- **Written problem**: Output the line that contains "Read all visible content and emit it as JSON." and every line after it to the end of the entries, with nothing added or left out.

- **Available data**:
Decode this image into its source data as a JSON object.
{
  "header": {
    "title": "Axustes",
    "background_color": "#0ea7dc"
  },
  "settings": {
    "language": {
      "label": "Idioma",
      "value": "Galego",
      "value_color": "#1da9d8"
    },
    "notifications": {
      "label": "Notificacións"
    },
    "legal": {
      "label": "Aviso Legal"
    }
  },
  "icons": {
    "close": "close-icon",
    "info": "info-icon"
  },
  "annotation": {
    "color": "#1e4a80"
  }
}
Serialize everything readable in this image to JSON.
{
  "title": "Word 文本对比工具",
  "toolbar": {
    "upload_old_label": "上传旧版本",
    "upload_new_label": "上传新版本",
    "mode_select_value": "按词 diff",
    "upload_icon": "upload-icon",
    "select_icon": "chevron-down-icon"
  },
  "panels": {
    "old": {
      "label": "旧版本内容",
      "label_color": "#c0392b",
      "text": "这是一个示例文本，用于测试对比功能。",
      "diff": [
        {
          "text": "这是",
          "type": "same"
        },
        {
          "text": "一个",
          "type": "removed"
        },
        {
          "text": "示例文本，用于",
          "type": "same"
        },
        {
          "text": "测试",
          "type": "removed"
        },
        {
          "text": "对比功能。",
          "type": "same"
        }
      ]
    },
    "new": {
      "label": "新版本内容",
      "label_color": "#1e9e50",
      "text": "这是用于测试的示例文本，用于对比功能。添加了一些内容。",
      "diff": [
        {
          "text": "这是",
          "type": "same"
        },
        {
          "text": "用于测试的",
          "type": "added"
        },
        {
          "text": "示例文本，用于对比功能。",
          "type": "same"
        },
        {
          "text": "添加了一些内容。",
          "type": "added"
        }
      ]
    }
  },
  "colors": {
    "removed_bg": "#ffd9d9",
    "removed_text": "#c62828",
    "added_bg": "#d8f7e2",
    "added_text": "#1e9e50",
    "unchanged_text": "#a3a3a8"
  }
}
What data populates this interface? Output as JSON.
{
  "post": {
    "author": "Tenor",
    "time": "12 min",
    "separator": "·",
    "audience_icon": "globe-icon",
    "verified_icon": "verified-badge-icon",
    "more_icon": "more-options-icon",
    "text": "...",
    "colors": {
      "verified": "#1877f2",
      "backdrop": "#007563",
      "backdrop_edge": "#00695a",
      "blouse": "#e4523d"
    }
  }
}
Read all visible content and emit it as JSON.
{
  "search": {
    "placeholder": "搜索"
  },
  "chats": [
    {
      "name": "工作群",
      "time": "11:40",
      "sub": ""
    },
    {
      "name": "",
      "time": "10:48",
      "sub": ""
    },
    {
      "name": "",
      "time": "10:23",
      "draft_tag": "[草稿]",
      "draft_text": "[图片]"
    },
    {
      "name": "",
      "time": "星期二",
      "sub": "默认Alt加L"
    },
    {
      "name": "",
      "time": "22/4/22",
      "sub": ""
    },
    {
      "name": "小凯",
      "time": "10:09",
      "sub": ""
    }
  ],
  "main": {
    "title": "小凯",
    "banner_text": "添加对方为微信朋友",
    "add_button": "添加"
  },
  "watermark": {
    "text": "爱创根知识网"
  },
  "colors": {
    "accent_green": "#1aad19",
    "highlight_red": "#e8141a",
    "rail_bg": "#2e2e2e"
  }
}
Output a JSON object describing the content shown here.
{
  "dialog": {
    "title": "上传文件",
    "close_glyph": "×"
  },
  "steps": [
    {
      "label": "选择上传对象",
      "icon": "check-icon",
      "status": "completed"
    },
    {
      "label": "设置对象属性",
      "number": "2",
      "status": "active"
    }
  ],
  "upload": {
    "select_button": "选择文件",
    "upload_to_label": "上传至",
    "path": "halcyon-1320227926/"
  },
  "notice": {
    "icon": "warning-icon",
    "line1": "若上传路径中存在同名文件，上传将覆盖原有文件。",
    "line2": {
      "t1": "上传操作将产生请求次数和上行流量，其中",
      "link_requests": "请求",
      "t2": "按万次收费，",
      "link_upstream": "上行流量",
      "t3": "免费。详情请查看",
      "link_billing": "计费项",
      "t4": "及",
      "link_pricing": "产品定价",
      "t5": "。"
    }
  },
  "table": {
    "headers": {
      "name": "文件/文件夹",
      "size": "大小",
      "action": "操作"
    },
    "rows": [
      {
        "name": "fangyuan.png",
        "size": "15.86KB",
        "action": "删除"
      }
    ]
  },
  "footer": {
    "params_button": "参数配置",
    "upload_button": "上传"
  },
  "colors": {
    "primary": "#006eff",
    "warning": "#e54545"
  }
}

- **Written solution**:
Read all visible content and emit it as JSON.
{
  "search": {
    "placeholder": "搜索"
  },
  "chats": [
    {
      "name": "工作群",
      "time": "11:40",
      "sub": ""
    },
    {
      "name": "",
      "time": "10:48",
      "sub": ""
    },
    {
      "name": "",
      "time": "10:23",
      "draft_tag": "[草稿]",
      "draft_text": "[图片]"
    },
    {
      "name": "",
      "time": "星期二",
      "sub": "默认Alt加L"
    },
    {
      "name": "",
      "time": "22/4/22",
      "sub": ""
    },
    {
      "name": "小凯",
      "time": "10:09",
      "sub": ""
    }
  ],
  "main": {
    "title": "小凯",
    "banner_text": "添加对方为微信朋友",
    "add_button": "添加"
  },
  "watermark": {
    "text": "爱创根知识网"
  },
  "colors": {
    "accent_green": "#1aad19",
    "highlight_red": "#e8141a",
    "rail_bg": "#2e2e2e"
  }
}
Output a JSON object describing the content shown here.
{
  "dialog": {
    "title": "上传文件",
    "close_glyph": "×"
  },
  "steps": [
    {
      "label": "选择上传对象",
      "icon": "check-icon",
      "status": "completed"
    },
    {
      "label": "设置对象属性",
      "number": "2",
      "status": "active"
    }
  ],
  "upload": {
    "select_button": "选择文件",
    "upload_to_label": "上传至",
    "path": "halcyon-1320227926/"
  },
  "notice": {
    "icon": "warning-icon",
    "line1": "若上传路径中存在同名文件，上传将覆盖原有文件。",
    "line2": {
      "t1": "上传操作将产生请求次数和上行流量，其中",
      "link_requests": "请求",
      "t2": "按万次收费，",
      "link_upstream": "上行流量",
      "t3": "免费。详情请查看",
      "link_billing": "计费项",
      "t4": "及",
      "link_pricing": "产品定价",
      "t5": "。"
    }
  },
  "table": {
    "headers": {
      "name": "文件/文件夹",
      "size": "大小",
      "action": "操作"
    },
    "rows": [
      {
        "name": "fangyuan.png",
        "size": "15.86KB",
        "action": "删除"
      }
    ]
  },
  "footer": {
    "params_button": "参数配置",
    "upload_button": "上传"
  },
  "colors": {
    "primary": "#006eff",
    "warning": "#e54545"
  }
}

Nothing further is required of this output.